- [BRANO DA LEGGERE]:

I vignettisti sono attori importanti nel mondo del giornalismo e perché il loro lavoro possa arrivare completo al lettore è necessario che godano di un’ampia libertà di pensiero, libertà che però deve essere garantita da una profonda onestà intellettuale che impedisca loro di superare i limiti della decenza e del buon gusto. Solo così le loro matite, dissacranti come lo erano i giullari di corte, diventano il mezzo rapido ed efficiente per mettere alla berlina il potente di turno e ridimensionarlo davanti agli occhi della gente comune.

Ma quando si superano i limiti del buon gusto, o peggio ancora viene a mancare l’onestà intellettuale, le vignette e i loro autori diventano odioso mezzo di propaganda, prova ne è che la totalità dei regimi dittatoriali, sia quelli di stampo fascista o nazista quanto di stampo comunista, le hanno sempre usate per incanalare l’odio di massa verso le minoranze, religiose o etniche, o verso gli avversari politici. Proprio per questo i vignettisti, senza snaturare il loro lavoro, hanno il dovere di vigilare contro ogni tipo di strumentalizzazione. Ma tutto questo non è più sufficiente perché oramai le grandi testate internazionali, un tempo garanti della democrazia, si sono trasformate nei portavoce di chi decide quello che la gente deve pensare, di chi decide che non ci sono più limiti da rispettare e questo ha creato la situazione che è sotto gli occhi di chi non ha paura di guardare.

La vignetta apparsa nei giorni scorsi sul New York Times, (riportata in quest’articolo) che raffigura il presidente Trump che con gli occhiali da non vedente che viene portato a spasso da un cane guida con le fattezze di Netanyahu, altro non è che la punta dell’iceberg di un odio che viene costantemente alimentato verso il Presidente Trump in particolare e verso Israele e il suo popolo in generale. Poco conta che sotto la spinta delle proteste sia poi stata ritirata e lascia anche più sconcerto che il direttore e tutti i caporedattori abbiano scaricato le responsabilità sul disegnatore: chiunque abbia lavorato anche nella più stupida delle redazioni sa che nulla viene pubblicato senza l’autorizzazione di un responsabile.

C’è un aspetto però in questa vicenda che è ancora più grave, la vignetta in questione, lo si può vedere dalle altre immagini, riprende il tema antisemita dell’ebreo che porta a spasso il potere, tema già usato nella Germania nazista, nell’Italia fascista e nell’Unione Sovietica comunista. Quando scrivo di onestà intellettuale intendo proprio questo: è onesto disegnare e pubblicare oggi una vignetta del genere? È mai stata pubblicata, dal New York Times o da altra grande testata, Fox esclusa, una vignetta così dirompente contro il presidente durante gli otto anni dell’amministrazione Obama? Eppure per attaccarlo di motivi ce ne sono stati diversi: uno per tutti il mancato aiuto all’Ambasciatore Stevens durante l’attentato di Bengasi in Libia. Il New York Times pensa di poter impunemente pubblicare una cosa del genere nel 2019 solo perché negli ultimi anni l’antisemitismo è diventato antisionismo e con la coscienza smacchiata da un semplice sinonimo, sono in tanti a sentirsi autorizzati ad arrivare a livelli che sfiorano l’istigazione tipica delle dittature del passato e lo fanno credendo di essere nel ‘giusto’ in ogni caso.

- [COSA SI CHIEDE]:
1. Secondo il brano da leggere, su quale giornale è apparsa la vignetta con il presidente Trump che porta gli occhiali da non vedente?
2. Traduci in inglese questa frase del brano da leggere: «Proprio per questo i vignettisti, senza snaturare il loro lavoro, hanno il dovere di vigilare contro ogni tipo di strumentalizzazione.»

- [MATERIALE FORNITO]:
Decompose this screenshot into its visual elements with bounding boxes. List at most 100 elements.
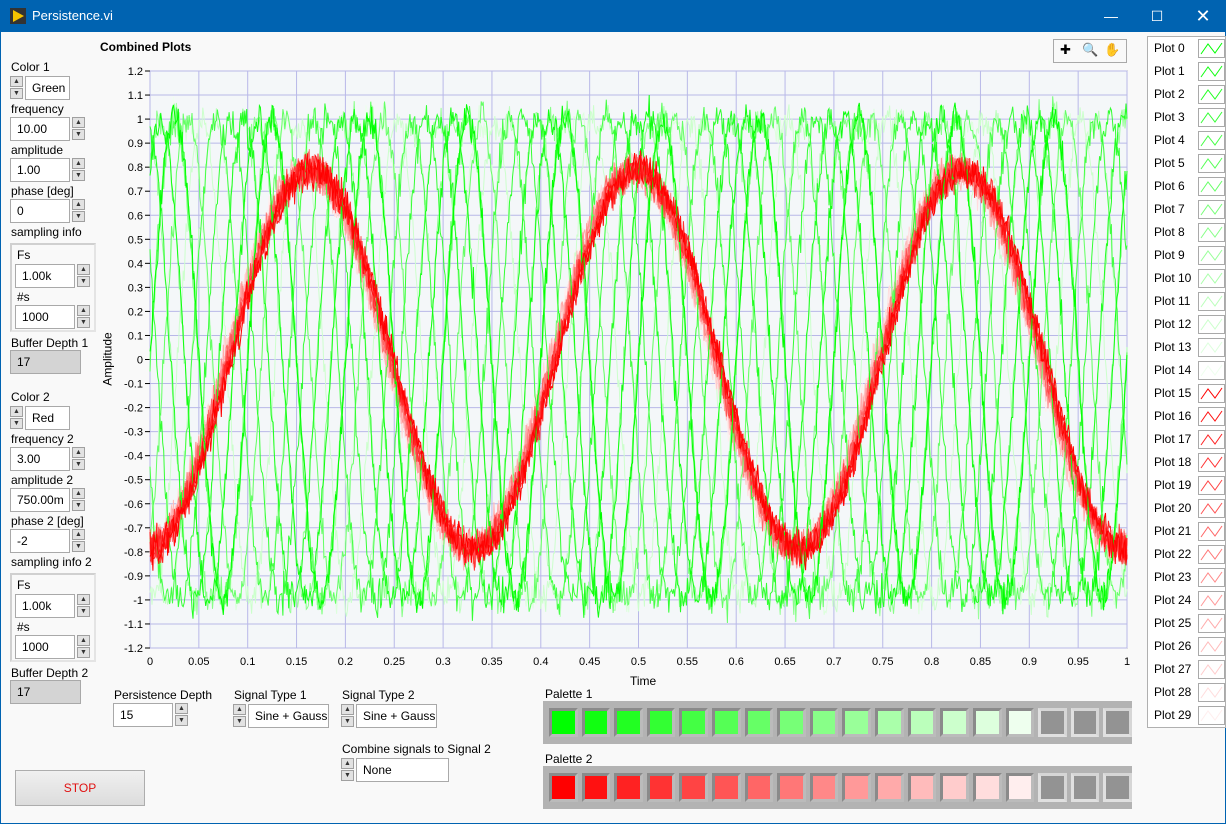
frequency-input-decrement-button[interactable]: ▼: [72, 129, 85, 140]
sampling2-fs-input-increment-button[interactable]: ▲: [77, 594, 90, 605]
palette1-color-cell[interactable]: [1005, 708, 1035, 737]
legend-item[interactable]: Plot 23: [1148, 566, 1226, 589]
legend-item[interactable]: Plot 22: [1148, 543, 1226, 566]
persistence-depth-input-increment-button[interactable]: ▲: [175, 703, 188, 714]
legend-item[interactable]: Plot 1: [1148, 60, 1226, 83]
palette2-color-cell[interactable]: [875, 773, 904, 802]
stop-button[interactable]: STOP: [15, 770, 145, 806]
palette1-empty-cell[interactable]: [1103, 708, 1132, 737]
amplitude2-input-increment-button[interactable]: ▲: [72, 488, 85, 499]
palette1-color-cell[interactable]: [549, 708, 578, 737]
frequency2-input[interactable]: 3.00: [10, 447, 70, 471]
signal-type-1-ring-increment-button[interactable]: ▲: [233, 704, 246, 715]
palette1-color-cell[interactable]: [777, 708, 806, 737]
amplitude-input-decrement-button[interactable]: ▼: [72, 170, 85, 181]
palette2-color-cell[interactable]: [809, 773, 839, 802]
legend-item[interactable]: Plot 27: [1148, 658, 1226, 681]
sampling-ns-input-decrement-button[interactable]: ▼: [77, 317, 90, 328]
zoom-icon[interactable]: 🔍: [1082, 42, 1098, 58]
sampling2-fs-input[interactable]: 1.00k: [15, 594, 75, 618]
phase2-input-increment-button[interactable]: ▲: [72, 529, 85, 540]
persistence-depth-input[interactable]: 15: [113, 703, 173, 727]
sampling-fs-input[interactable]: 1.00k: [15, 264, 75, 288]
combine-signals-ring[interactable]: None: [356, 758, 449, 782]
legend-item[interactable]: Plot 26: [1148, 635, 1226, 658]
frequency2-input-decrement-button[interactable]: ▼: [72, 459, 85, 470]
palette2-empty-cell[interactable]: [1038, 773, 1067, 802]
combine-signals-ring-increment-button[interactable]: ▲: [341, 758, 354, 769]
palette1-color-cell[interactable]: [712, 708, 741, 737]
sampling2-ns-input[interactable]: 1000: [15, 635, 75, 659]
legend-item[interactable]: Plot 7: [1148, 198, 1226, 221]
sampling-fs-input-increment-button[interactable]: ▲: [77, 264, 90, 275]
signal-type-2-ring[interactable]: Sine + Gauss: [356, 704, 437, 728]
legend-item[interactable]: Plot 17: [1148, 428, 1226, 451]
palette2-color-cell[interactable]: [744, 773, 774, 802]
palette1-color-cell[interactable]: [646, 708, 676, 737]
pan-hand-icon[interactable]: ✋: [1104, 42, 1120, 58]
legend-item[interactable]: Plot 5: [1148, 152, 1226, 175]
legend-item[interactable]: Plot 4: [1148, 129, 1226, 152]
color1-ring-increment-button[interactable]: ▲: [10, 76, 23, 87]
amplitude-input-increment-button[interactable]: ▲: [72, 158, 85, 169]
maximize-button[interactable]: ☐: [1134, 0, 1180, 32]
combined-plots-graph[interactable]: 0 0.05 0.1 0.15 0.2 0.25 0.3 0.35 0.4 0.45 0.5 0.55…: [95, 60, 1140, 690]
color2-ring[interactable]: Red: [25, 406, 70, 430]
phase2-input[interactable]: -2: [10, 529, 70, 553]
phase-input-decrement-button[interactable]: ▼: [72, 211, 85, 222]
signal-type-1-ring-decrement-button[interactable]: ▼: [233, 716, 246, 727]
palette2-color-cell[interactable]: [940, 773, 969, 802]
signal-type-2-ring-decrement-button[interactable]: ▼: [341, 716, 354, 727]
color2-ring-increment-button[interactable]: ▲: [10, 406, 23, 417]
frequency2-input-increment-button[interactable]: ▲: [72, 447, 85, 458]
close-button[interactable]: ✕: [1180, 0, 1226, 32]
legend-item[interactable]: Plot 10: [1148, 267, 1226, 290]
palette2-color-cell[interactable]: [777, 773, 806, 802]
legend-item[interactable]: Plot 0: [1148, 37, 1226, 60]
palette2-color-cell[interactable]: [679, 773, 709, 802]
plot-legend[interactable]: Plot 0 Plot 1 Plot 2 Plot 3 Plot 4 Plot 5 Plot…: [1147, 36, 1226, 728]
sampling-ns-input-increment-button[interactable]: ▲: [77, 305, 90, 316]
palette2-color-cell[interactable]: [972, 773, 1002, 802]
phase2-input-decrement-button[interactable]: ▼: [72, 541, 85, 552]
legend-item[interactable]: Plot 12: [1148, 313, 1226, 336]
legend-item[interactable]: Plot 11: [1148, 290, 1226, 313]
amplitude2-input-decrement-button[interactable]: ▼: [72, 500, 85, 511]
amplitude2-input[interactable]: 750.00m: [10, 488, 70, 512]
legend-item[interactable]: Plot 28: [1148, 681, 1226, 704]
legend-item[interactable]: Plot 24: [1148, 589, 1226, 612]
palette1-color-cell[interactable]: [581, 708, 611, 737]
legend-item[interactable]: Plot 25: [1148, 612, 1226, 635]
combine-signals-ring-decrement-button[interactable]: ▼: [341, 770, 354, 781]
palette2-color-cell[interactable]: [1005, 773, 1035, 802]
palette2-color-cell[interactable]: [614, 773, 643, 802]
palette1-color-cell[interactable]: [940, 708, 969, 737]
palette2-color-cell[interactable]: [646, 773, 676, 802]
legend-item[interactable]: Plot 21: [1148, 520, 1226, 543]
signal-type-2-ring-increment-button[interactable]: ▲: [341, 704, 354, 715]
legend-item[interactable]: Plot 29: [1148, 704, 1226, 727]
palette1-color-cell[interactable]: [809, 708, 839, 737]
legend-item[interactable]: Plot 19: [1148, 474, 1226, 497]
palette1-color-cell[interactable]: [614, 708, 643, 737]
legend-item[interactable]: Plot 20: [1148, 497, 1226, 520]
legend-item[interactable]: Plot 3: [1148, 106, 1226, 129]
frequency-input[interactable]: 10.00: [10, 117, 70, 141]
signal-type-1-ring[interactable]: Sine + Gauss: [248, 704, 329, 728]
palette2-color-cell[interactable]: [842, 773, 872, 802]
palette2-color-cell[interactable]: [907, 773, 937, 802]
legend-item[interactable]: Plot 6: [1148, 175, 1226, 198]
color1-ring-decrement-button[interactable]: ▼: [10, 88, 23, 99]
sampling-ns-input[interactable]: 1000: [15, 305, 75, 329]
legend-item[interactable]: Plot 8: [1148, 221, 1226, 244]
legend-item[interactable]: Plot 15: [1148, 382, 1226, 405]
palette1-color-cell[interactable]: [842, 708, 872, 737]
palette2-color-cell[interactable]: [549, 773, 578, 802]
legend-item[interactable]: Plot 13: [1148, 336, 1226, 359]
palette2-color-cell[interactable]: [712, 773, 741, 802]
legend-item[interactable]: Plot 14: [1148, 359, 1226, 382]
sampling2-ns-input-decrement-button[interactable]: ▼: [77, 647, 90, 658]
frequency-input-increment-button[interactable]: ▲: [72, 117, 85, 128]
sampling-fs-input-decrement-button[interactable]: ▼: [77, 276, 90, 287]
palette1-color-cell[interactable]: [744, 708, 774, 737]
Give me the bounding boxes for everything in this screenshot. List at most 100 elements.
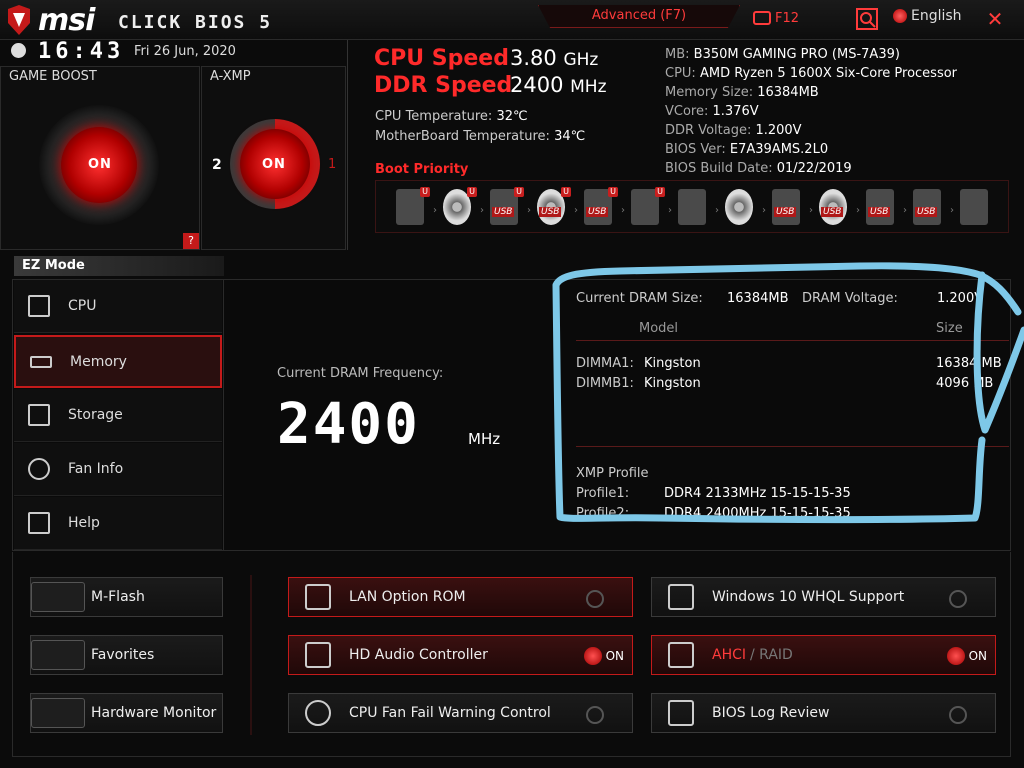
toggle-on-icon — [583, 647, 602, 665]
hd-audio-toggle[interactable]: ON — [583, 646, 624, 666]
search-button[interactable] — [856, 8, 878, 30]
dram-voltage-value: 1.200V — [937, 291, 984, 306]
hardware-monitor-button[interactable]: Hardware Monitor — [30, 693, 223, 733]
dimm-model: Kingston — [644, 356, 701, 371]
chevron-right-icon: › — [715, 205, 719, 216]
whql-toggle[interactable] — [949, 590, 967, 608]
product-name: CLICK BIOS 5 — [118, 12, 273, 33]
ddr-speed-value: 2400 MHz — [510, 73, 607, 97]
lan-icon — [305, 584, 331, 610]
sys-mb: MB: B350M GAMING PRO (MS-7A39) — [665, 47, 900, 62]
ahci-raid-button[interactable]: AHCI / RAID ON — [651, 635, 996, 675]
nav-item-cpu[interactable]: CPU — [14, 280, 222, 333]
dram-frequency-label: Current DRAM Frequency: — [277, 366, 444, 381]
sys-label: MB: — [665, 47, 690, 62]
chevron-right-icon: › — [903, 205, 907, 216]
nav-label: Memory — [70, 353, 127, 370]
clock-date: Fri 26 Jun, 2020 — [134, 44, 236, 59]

- [LE RISPOSTE]:
1. Sul New York Times.

2. Precisely for this reason, cartoonists, without distorting their work, have a duty to guard against every kind of exploitation.